Start DATA IN THIS EXERCISE

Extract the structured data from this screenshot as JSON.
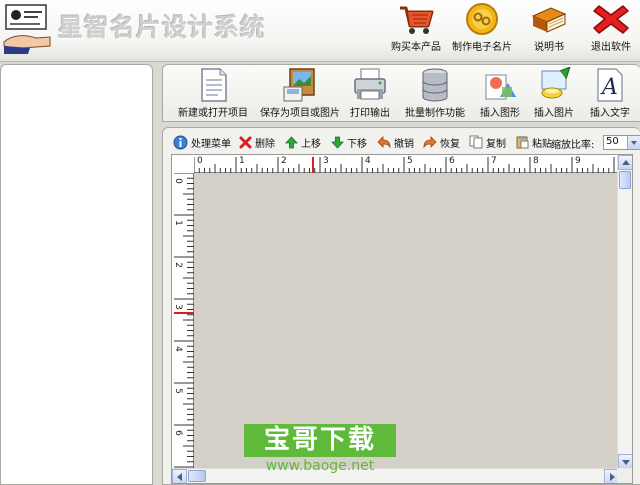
{
  "app": {
    "title": "星智名片设计系统"
  },
  "header": {
    "buttons": [
      {
        "label": "购买本产品",
        "icon": "shopping-cart-icon"
      },
      {
        "label": "制作电子名片",
        "icon": "gold-coin-icon"
      },
      {
        "label": "说明书",
        "icon": "book-icon"
      },
      {
        "label": "退出软件",
        "icon": "red-x-icon"
      }
    ]
  },
  "toolbar": {
    "buttons": [
      {
        "label": "新建或打开项目",
        "icon": "document-icon"
      },
      {
        "label": "保存为项目或图片",
        "icon": "save-picture-icon"
      },
      {
        "label": "打印输出",
        "icon": "printer-icon"
      },
      {
        "label": "批量制作功能",
        "icon": "database-icon"
      },
      {
        "label": "插入图形",
        "icon": "shapes-icon"
      },
      {
        "label": "插入图片",
        "icon": "paint-icon"
      },
      {
        "label": "插入文字",
        "icon": "text-a-icon"
      }
    ]
  },
  "edit_bar": {
    "items": [
      {
        "label": "处理菜单",
        "icon": "menu-globe-icon"
      },
      {
        "label": "删除",
        "icon": "delete-x-icon"
      },
      {
        "label": "上移",
        "icon": "up-arrow-icon"
      },
      {
        "label": "下移",
        "icon": "down-arrow-icon"
      },
      {
        "label": "撤销",
        "icon": "undo-icon"
      },
      {
        "label": "恢复",
        "icon": "redo-icon"
      },
      {
        "label": "复制",
        "icon": "copy-icon"
      },
      {
        "label": "粘贴",
        "icon": "paste-icon"
      }
    ],
    "zoom_label": "缩放比率:",
    "zoom_value": "50",
    "zoom_suffix": "%"
  },
  "rulers": {
    "horizontal": [
      "0",
      "1",
      "2",
      "3",
      "4",
      "5",
      "6",
      "7",
      "8",
      "9"
    ],
    "vertical": [
      "0",
      "1",
      "2",
      "3",
      "4",
      "5",
      "6"
    ]
  },
  "watermark": {
    "title": "宝哥下载",
    "url": "www.baoge.net"
  },
  "colors": {
    "canvas": "#d4d0c8",
    "watermark": "#5fba3b",
    "ruler_marker": "#d62020"
  }
}
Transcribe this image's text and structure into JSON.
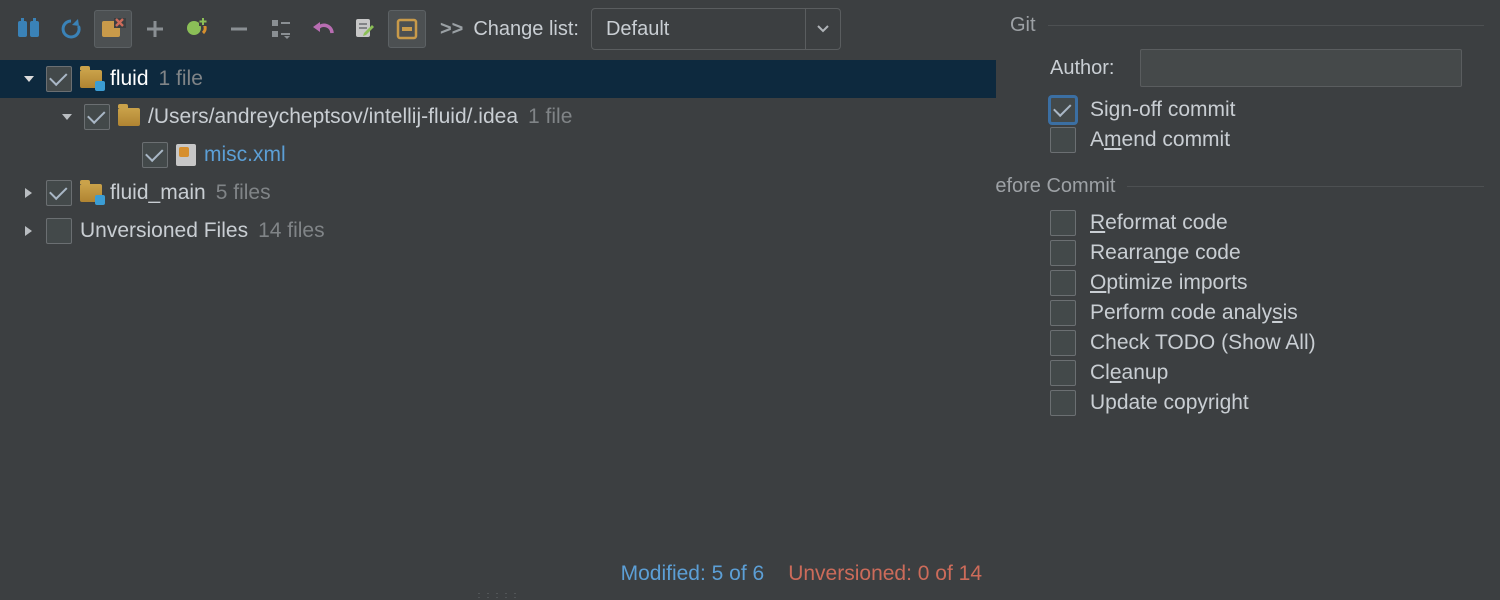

End DATA IN THIS EXERCISE

**TASK TO CARRY OUT:**
Quote the entries above word for word. Leave the images out.

**EXERCISE ANSWER:**
Extract the structured data from this screenshot as JSON.
{
  "app": {
    "title": "星智名片设计系统"
  },
  "header": {
    "buttons": [
      {
        "label": "购买本产品",
        "icon": "shopping-cart-icon"
      },
      {
        "label": "制作电子名片",
        "icon": "gold-coin-icon"
      },
      {
        "label": "说明书",
        "icon": "book-icon"
      },
      {
        "label": "退出软件",
        "icon": "red-x-icon"
      }
    ]
  },
  "toolbar": {
    "buttons": [
      {
        "label": "新建或打开项目",
        "icon": "document-icon"
      },
      {
        "label": "保存为项目或图片",
        "icon": "save-picture-icon"
      },
      {
        "label": "打印输出",
        "icon": "printer-icon"
      },
      {
        "label": "批量制作功能",
        "icon": "database-icon"
      },
      {
        "label": "插入图形",
        "icon": "shapes-icon"
      },
      {
        "label": "插入图片",
        "icon": "paint-icon"
      },
      {
        "label": "插入文字",
        "icon": "text-a-icon"
      }
    ]
  },
  "edit_bar": {
    "items": [
      {
        "label": "处理菜单",
        "icon": "menu-globe-icon"
      },
      {
        "label": "删除",
        "icon": "delete-x-icon"
      },
      {
        "label": "上移",
        "icon": "up-arrow-icon"
      },
      {
        "label": "下移",
        "icon": "down-arrow-icon"
      },
      {
        "label": "撤销",
        "icon": "undo-icon"
      },
      {
        "label": "恢复",
        "icon": "redo-icon"
      },
      {
        "label": "复制",
        "icon": "copy-icon"
      },
      {
        "label": "粘贴",
        "icon": "paste-icon"
      }
    ],
    "zoom_label": "缩放比率:",
    "zoom_value": "50",
    "zoom_suffix": "%"
  },
  "rulers": {
    "horizontal": [
      "0",
      "1",
      "2",
      "3",
      "4",
      "5",
      "6",
      "7",
      "8",
      "9"
    ],
    "vertical": [
      "0",
      "1",
      "2",
      "3",
      "4",
      "5",
      "6"
    ]
  },
  "watermark": {
    "title": "宝哥下载",
    "url": "www.baoge.net"
  },
  "colors": {
    "canvas": "#d4d0c8",
    "watermark": "#5fba3b",
    "ruler_marker": "#d62020"
  }
}
Transcribe this image's text and structure into JSON.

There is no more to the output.